#### What is required:
List the lines of this listing that hold the word "AdMob".

#### Data to process

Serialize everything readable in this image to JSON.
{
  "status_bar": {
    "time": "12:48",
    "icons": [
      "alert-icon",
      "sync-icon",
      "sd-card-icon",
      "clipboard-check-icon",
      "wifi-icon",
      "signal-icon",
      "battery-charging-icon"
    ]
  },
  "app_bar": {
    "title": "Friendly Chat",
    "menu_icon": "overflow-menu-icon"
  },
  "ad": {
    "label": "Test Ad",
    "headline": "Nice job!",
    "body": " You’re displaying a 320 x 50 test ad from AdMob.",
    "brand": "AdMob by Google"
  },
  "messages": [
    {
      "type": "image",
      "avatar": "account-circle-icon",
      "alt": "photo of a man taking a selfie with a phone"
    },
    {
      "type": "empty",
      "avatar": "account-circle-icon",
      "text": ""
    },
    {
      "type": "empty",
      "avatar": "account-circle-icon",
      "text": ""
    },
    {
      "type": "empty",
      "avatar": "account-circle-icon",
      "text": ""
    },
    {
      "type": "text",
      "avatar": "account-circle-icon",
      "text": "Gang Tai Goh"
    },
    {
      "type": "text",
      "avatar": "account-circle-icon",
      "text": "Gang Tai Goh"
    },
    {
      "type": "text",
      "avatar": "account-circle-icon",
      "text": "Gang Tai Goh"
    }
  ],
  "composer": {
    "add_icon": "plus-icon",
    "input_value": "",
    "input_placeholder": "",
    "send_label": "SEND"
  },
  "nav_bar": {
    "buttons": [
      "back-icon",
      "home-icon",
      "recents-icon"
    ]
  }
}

########

#### Worked answer:
    "body": " You’re displaying a 320 x 50 test ad from AdMob.",
    "brand": "AdMob by Google"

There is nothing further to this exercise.